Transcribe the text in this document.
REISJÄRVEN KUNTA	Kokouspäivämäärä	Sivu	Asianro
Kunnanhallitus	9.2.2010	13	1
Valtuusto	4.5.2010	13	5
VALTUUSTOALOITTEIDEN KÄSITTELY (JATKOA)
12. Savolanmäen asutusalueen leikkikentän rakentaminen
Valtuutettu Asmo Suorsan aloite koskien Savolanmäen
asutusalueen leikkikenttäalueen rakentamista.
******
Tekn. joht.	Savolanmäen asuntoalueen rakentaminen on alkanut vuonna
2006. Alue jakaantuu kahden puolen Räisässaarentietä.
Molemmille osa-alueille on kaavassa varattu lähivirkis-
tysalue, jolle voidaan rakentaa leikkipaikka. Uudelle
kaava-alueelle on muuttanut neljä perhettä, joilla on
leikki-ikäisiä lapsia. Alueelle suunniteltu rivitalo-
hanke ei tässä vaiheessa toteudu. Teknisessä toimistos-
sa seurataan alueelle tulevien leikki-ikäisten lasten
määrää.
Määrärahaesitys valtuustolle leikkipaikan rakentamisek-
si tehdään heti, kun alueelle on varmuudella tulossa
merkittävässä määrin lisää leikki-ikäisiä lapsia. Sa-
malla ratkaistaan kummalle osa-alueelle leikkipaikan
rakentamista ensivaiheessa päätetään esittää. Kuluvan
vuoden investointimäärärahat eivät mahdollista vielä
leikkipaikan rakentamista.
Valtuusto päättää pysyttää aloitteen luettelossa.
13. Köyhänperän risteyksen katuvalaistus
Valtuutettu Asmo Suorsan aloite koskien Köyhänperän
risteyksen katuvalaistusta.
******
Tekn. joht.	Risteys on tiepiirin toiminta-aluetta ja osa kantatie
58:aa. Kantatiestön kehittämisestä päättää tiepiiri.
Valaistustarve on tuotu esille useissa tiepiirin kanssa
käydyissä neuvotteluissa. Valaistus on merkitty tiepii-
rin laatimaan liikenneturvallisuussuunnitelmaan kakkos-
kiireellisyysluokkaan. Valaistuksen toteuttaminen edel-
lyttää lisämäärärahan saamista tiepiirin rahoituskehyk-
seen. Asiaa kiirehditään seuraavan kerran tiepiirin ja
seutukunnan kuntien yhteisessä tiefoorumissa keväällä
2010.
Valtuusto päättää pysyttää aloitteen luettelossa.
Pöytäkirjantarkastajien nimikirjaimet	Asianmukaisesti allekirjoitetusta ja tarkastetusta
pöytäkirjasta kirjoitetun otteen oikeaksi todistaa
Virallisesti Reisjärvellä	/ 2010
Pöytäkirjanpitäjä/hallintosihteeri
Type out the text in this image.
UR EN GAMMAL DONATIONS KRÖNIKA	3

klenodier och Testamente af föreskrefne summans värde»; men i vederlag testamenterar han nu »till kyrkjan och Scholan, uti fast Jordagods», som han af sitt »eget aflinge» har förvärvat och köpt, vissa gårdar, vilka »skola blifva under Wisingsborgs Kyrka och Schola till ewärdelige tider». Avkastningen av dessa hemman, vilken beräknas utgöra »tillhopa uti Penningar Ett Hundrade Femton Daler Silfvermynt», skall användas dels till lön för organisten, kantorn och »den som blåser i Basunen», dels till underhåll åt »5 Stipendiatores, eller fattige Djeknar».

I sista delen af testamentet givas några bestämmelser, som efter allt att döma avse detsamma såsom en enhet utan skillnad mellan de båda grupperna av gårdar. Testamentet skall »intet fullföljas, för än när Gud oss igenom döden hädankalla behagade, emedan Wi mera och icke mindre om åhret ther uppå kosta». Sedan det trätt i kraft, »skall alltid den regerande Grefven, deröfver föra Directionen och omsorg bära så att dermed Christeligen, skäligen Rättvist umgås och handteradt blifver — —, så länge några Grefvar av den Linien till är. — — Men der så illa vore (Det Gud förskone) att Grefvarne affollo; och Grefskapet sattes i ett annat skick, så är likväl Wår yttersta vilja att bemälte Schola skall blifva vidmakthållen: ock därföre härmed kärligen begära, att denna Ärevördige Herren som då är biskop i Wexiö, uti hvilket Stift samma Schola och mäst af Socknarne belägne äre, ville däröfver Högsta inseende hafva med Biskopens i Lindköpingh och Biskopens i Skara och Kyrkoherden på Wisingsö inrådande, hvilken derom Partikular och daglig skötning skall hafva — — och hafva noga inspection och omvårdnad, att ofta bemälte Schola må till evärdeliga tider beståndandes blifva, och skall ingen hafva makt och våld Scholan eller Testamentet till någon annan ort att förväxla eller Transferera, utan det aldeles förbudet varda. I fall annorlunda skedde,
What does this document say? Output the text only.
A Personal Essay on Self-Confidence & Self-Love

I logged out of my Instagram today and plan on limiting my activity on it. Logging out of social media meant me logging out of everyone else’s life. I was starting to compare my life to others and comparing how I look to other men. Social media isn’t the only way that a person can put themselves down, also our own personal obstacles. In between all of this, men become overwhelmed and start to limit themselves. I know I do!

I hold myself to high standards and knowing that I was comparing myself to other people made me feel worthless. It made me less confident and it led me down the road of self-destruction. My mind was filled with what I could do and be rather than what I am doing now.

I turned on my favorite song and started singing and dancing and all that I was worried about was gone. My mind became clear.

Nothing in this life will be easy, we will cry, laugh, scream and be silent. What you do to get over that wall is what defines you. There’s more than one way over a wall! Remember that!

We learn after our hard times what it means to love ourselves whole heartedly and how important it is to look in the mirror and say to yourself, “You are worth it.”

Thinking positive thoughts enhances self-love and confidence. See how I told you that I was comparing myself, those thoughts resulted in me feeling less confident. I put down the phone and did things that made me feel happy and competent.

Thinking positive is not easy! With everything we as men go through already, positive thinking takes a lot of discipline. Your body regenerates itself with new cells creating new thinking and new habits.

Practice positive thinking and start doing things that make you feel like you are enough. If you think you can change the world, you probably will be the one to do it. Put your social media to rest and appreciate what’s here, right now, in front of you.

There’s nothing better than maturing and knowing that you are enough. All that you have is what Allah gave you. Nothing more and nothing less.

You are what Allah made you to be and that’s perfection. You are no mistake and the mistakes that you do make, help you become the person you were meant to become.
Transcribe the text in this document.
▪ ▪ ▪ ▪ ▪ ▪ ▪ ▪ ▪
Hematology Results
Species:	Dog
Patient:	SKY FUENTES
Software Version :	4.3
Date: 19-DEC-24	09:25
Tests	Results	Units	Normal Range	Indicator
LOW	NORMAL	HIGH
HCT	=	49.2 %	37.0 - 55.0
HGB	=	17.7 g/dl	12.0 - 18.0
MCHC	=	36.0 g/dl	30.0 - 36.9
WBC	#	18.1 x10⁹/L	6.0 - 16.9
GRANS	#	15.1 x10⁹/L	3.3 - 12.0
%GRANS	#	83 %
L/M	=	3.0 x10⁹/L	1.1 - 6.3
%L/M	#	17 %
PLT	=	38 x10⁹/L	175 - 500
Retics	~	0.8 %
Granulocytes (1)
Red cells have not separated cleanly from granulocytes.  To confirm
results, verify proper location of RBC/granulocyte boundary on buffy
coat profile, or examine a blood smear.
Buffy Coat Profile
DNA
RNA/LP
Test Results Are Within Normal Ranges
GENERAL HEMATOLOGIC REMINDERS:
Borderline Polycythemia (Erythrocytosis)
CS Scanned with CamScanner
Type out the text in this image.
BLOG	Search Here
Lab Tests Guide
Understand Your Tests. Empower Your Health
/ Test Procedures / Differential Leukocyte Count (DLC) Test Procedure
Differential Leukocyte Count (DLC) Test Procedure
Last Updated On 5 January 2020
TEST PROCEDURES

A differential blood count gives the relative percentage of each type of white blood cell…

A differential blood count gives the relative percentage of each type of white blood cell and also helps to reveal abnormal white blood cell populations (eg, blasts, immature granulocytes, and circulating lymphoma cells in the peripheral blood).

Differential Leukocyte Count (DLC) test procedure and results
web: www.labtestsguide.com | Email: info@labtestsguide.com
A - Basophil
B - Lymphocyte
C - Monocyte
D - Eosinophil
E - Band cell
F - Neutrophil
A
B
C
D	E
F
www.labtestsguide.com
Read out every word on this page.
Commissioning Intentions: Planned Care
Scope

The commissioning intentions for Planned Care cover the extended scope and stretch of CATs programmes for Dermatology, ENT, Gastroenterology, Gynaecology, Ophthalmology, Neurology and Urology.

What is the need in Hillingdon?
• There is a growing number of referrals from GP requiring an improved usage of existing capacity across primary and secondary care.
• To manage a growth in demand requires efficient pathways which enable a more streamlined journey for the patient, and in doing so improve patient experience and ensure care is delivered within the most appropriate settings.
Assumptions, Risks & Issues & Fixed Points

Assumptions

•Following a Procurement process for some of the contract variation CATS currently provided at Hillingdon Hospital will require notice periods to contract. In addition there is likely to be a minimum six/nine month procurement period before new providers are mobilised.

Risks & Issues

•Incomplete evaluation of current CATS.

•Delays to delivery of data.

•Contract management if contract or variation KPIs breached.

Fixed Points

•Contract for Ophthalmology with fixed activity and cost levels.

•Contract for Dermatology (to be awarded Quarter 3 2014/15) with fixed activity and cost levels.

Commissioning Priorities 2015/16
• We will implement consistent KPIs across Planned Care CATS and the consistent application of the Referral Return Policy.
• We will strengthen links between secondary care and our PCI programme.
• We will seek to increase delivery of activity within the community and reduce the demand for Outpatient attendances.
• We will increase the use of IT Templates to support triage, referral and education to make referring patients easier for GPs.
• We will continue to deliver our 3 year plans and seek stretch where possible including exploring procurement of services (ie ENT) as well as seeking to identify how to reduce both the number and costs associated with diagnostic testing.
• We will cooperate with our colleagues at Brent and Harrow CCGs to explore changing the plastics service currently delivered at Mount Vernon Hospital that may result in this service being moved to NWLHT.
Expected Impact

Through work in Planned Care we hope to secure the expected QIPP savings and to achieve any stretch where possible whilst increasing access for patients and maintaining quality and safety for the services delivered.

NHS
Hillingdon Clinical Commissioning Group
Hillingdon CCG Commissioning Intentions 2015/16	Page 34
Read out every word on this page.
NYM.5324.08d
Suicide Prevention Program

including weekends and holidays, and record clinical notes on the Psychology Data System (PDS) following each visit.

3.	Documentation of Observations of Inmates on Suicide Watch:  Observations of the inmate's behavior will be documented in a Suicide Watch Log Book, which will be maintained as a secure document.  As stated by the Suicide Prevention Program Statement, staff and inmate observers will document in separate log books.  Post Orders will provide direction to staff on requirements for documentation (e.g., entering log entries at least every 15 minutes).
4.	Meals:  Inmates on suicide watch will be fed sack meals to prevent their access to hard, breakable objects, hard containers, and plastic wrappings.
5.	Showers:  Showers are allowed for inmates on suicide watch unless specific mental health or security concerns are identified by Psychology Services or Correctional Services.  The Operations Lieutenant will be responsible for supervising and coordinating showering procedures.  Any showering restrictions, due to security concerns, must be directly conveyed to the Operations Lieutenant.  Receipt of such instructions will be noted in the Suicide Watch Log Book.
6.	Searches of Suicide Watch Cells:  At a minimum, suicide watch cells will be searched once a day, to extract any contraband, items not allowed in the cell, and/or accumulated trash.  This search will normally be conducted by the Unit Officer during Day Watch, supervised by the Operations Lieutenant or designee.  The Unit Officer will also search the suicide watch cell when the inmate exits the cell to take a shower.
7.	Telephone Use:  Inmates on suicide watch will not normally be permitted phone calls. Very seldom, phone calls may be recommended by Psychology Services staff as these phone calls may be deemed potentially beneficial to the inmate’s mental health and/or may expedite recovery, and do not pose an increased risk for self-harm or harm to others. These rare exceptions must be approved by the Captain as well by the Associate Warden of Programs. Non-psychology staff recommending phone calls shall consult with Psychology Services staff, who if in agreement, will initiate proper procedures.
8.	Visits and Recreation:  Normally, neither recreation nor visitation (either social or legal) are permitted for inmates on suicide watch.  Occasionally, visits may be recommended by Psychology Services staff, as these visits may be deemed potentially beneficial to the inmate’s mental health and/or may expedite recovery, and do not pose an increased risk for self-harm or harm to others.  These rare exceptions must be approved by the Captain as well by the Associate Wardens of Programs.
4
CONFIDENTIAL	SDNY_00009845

===

_Work item_
Look through the entries above and report each line where the string "Köyhänperän" occurs.

_Finished exercise_
13. Köyhänperän risteyksen katuvalaistus
Valtuutettu Asmo Suorsan aloite koskien Köyhänperän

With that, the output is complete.